--- ENTRIES SUPPLIED ---

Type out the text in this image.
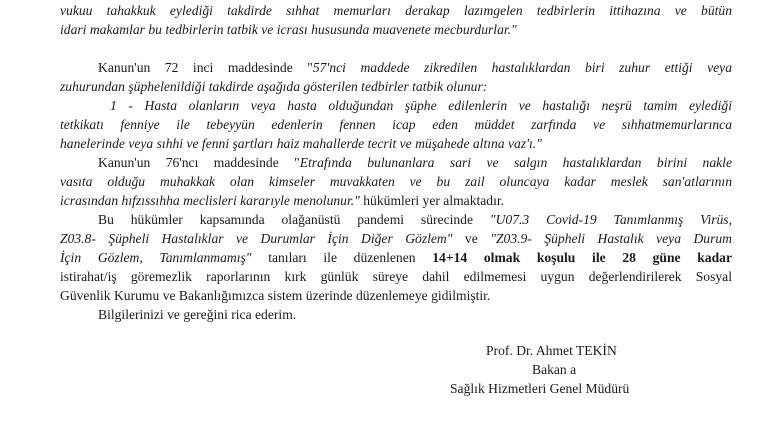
vukuu tahakkuk eylediği takdirde sıhhat memurları derakap lazımgelen tedbirlerin ittihazına ve bütün
idari makamlar bu tedbirlerin tatbik ve icrası hususunda muavenete mecburdurlar."
Kanun'un 72 inci maddesinde "57'nci maddede zikredilen hastalıklardan biri zuhur ettiği veya
zuhurundan şüphelenildiği takdirde aşağıda gösterilen tedbirler tatbik olunur:
1 - Hasta olanların veya hasta olduğundan şüphe edilenlerin ve hastalığı neşrü tamim eylediği
tetkikatı fenniye ile tebeyyün edenlerin fennen icap eden müddet zarfında ve sıhhatmemurlarınca
hanelerinde veya sıhhi ve fenni şartları haiz mahallerde tecrit ve müşahede altına vaz'ı."
Kanun'un 76'ncı maddesinde "Etrafında bulunanlara sari ve salgın hastalıklardan birini nakle
vasıta olduğu muhakkak olan kimseler muvakkaten ve bu zail oluncaya kadar meslek san'atlarının
icrasından hıfzıssıhha meclisleri kararıyle menolunur." hükümleri yer almaktadır.
Bu hükümler kapsamında olağanüstü pandemi sürecinde "U07.3 Covid-19 Tanımlanmış Virüs,
Z03.8- Şüpheli Hastalıklar ve Durumlar İçin Diğer Gözlem" ve "Z03.9- Şüpheli Hastalık veya Durum
İçin Gözlem, Tanımlanmamış" tanıları ile düzenlenen 14+14 olmak koşulu ile 28 güne kadar
istirahat/iş göremezlik raporlarının kırk günlük süreye dahil edilmemesi uygun değerlendirilerek Sosyal
Güvenlik Kurumu ve Bakanlığımızca sistem üzerinde düzenlemeye gidilmiştir.
Bilgilerinizi ve gereğini rica ederim.
Prof. Dr. Ahmet TEKİN
Bakan a
Sağlık Hizmetleri Genel Müdürü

---

#### REQUEST:
Repeat the material above word for word and skip every image in it.

#### OUTPUT:
Type out the text in this image.
vukuu tahakkuk eylediği takdirde sıhhat memurları derakap lazımgelen tedbirlerin ittihazına ve bütün
idari makamlar bu tedbirlerin tatbik ve icrası hususunda muavenete mecburdurlar."
Kanun'un 72 inci maddesinde "57'nci maddede zikredilen hastalıklardan biri zuhur ettiği veya
zuhurundan şüphelenildiği takdirde aşağıda gösterilen tedbirler tatbik olunur:
1 - Hasta olanların veya hasta olduğundan şüphe edilenlerin ve hastalığı neşrü tamim eylediği
tetkikatı fenniye ile tebeyyün edenlerin fennen icap eden müddet zarfında ve sıhhatmemurlarınca
hanelerinde veya sıhhi ve fenni şartları haiz mahallerde tecrit ve müşahede altına vaz'ı."
Kanun'un 76'ncı maddesinde "Etrafında bulunanlara sari ve salgın hastalıklardan birini nakle
vasıta olduğu muhakkak olan kimseler muvakkaten ve bu zail oluncaya kadar meslek san'atlarının
icrasından hıfzıssıhha meclisleri kararıyle menolunur." hükümleri yer almaktadır.
Bu hükümler kapsamında olağanüstü pandemi sürecinde "U07.3 Covid-19 Tanımlanmış Virüs,
Z03.8- Şüpheli Hastalıklar ve Durumlar İçin Diğer Gözlem" ve "Z03.9- Şüpheli Hastalık veya Durum
İçin Gözlem, Tanımlanmamış" tanıları ile düzenlenen 14+14 olmak koşulu ile 28 güne kadar
istirahat/iş göremezlik raporlarının kırk günlük süreye dahil edilmemesi uygun değerlendirilerek Sosyal
Güvenlik Kurumu ve Bakanlığımızca sistem üzerinde düzenlemeye gidilmiştir.
Bilgilerinizi ve gereğini rica ederim.
Prof. Dr. Ahmet TEKİN
Bakan a
Sağlık Hizmetleri Genel Müdürü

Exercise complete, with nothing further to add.